Texte à lire:
-*-*-

Marc 6, 1-6 – Jésus sujet de contradiction

 

Pasteur Bernard Mourou

Nous nous réjouissons pour le baptême de David et de Jeremy. Avec leurs parents, ils sont venus d’Australie, où ils habitent, pour célébrer cet événement dans le pays d’origine.

Dans notre texte, Jésus fait la même chose : il revient chez lui à Nazareth après être parti, un peu moins loin, sur les chemins de la Galilée.

A Nazareth, tout le monde connaît Jésus, sa famille et l’activité familiale. Le charpentier est un personnage incontournable dans un village tel que Nazareth. Les habitants ont vu grandir Jésus, ils l’ont côtoyé dans leur vie quotidienne. Au fil des jours, il s’est développé une relation de familiarité, de cordialité, de bon voisinage.

Puis ils ont appris que Jésus sortait un peu de la norme, qu’il enseignait et guérissait partout où il passait.

Et maintenant, en ce jour de sabbat, Jésus se trouve dans la synagogue du village. Pour lui, ce moment revêt une grande importance. Il va pouvoir se faire reconnaître par tous ces gens qu’il a côtoyé pendant une trentaine d’années. Se faire reconnaître, ce n’est pas se présenter comme le fils du charpentier, mais c’est faire découvrir qui il est vraiment.

-*-*-

Matériel d'exercice:
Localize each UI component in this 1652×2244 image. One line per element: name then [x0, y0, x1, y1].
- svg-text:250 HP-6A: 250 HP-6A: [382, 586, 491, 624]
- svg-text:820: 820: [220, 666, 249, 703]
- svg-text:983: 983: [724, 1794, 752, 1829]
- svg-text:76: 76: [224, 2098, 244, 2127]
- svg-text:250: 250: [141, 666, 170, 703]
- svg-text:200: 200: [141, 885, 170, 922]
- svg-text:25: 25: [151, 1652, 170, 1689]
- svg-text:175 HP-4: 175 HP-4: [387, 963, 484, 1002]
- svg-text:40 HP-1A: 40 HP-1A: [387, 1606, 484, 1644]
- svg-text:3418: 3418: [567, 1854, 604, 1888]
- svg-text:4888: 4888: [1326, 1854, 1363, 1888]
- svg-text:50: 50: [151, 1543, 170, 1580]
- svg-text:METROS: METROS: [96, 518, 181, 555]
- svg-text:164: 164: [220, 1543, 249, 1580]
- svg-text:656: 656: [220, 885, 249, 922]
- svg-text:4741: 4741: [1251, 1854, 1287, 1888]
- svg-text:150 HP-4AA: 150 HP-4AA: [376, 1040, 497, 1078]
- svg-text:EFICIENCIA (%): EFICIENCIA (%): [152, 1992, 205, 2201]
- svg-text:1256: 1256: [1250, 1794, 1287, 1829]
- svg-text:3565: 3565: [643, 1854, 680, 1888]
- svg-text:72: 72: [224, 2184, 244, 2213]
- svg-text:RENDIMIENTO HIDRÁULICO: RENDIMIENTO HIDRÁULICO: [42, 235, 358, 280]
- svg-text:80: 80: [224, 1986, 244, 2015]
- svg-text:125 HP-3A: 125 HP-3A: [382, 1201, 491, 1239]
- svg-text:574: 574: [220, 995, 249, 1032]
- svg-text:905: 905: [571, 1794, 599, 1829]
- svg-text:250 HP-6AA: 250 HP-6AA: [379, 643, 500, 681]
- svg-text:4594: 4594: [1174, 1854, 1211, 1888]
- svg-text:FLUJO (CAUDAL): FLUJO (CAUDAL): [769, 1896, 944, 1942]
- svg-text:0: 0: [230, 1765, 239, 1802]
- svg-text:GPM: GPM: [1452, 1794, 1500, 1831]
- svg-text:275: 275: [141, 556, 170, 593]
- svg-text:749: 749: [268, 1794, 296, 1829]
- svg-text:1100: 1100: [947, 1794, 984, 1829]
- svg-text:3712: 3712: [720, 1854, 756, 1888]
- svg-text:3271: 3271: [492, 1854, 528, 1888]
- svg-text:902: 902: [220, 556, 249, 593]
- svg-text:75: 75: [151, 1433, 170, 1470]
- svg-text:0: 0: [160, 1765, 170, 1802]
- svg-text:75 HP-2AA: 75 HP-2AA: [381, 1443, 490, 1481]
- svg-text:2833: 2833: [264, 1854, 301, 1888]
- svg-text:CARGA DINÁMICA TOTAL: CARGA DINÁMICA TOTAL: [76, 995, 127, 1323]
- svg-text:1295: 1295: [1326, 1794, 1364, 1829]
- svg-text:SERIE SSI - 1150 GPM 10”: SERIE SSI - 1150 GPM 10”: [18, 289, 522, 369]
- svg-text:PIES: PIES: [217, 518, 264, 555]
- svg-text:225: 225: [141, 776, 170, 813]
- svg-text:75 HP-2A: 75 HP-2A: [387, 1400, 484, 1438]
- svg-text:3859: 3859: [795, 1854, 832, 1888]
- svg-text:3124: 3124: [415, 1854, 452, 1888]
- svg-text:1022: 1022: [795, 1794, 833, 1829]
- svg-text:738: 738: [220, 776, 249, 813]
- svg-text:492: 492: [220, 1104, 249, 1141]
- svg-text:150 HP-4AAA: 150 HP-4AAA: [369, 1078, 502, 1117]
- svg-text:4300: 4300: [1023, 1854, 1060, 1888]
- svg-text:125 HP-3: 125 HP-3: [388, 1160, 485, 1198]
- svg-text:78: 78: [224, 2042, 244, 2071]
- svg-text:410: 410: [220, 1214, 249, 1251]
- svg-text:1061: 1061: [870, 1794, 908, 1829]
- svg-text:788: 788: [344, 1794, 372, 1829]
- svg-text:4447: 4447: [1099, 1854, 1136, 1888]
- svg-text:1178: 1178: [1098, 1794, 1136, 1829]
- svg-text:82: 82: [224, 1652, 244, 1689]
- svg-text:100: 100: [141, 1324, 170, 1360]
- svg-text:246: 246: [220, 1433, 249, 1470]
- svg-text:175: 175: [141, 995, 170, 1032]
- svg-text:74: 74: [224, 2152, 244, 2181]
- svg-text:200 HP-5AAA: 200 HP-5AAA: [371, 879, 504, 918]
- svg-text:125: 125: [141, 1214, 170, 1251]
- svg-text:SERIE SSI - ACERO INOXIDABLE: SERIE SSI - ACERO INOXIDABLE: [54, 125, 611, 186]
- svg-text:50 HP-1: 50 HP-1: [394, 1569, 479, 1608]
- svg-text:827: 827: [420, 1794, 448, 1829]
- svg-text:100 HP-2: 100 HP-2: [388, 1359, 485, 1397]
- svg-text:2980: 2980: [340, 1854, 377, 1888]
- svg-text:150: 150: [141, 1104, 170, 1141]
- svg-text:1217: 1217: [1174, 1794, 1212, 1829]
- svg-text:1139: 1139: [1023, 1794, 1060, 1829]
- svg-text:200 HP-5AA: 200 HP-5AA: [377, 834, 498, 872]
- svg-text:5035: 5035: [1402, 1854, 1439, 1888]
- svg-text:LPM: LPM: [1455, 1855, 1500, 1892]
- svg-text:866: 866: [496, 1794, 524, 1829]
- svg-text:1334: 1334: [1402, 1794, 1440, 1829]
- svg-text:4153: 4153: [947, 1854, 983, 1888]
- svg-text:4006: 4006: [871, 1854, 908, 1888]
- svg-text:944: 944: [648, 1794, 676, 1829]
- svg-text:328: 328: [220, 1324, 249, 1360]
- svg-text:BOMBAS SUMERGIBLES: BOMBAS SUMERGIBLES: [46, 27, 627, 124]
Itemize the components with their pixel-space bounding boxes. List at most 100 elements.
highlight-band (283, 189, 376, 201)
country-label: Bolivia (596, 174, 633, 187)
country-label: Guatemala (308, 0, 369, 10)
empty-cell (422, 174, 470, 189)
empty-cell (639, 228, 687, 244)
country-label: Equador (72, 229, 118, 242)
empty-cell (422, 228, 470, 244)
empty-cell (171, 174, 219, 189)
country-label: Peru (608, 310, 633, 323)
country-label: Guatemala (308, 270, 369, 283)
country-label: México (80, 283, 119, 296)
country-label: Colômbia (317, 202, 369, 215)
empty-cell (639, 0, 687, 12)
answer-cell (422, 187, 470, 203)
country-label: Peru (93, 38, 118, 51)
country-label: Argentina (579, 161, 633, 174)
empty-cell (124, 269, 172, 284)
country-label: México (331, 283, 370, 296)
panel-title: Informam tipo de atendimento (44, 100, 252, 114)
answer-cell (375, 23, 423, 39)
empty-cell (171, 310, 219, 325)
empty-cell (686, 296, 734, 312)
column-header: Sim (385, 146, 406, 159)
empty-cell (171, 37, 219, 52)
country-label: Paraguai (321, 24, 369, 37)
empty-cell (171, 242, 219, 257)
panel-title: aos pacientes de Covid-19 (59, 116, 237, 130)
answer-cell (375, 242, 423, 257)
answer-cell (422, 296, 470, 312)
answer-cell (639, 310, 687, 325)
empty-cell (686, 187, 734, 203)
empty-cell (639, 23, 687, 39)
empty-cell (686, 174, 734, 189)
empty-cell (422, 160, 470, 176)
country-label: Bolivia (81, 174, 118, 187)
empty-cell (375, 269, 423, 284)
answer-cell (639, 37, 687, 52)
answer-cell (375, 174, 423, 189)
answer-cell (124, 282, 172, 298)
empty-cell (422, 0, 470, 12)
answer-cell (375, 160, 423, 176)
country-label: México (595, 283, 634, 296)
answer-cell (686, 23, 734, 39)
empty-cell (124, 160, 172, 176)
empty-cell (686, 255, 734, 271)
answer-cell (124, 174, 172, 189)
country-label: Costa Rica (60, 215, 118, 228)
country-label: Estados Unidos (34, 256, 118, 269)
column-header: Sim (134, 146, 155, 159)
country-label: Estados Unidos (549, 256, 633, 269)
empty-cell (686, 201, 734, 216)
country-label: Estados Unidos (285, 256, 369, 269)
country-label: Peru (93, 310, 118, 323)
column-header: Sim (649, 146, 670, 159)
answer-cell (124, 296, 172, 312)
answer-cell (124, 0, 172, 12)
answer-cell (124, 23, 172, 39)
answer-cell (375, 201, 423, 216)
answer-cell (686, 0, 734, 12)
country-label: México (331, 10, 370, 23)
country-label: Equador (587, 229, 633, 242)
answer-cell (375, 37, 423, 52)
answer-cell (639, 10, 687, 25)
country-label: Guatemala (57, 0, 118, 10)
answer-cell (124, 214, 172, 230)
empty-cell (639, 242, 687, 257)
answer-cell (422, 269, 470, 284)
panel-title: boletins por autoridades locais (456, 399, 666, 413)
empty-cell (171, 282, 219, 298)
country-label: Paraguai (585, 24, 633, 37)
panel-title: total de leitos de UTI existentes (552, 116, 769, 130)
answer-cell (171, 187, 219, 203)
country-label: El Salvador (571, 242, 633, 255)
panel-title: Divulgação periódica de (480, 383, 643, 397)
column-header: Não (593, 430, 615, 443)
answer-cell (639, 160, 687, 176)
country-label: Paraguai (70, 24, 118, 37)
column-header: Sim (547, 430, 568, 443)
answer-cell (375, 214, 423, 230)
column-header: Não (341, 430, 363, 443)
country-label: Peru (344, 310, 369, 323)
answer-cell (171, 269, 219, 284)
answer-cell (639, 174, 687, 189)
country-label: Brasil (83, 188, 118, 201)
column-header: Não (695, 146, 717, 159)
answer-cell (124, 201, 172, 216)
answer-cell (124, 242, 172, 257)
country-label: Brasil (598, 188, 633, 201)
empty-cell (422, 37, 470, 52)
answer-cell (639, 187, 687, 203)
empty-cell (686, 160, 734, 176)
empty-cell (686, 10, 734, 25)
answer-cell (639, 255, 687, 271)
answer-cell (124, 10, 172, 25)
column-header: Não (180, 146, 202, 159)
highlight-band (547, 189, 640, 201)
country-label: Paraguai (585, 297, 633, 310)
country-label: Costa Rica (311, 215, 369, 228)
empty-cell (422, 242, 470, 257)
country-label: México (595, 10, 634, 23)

-*-*-

Actions demandées:
[1] Répondez à ces questions sur le texte :
(a) De quel pays David et Jeremy sont-ils venus avec leurs parents ?
(b) Dans quel village Jésus revient-il chez lui ?
(c) Quel jour Jésus se trouve-t-il dans la synagogue du village ?
[2] Recopiez, s'il vous plaît, les lignes de données depuis la toute première jusqu'à la ligne contenant « - svg-text:175 HP-4: 175 », celle-ci comprise.

Corrigé des exercices:
[1]
(a) D'Australie.
(b) À Nazareth.
(c) Un jour de sabbat.

[2]
Localize each UI component in this 1652×2244 image. One line per element: name then [x0, y0, x1, y1].
- svg-text:250 HP-6A: 250 HP-6A: [382, 586, 491, 624]
- svg-text:820: 820: [220, 666, 249, 703]
- svg-text:983: 983: [724, 1794, 752, 1829]
- svg-text:76: 76: [224, 2098, 244, 2127]
- svg-text:250: 250: [141, 666, 170, 703]
- svg-text:200: 200: [141, 885, 170, 922]
- svg-text:25: 25: [151, 1652, 170, 1689]
- svg-text:175 HP-4: 175 HP-4: [387, 963, 484, 1002]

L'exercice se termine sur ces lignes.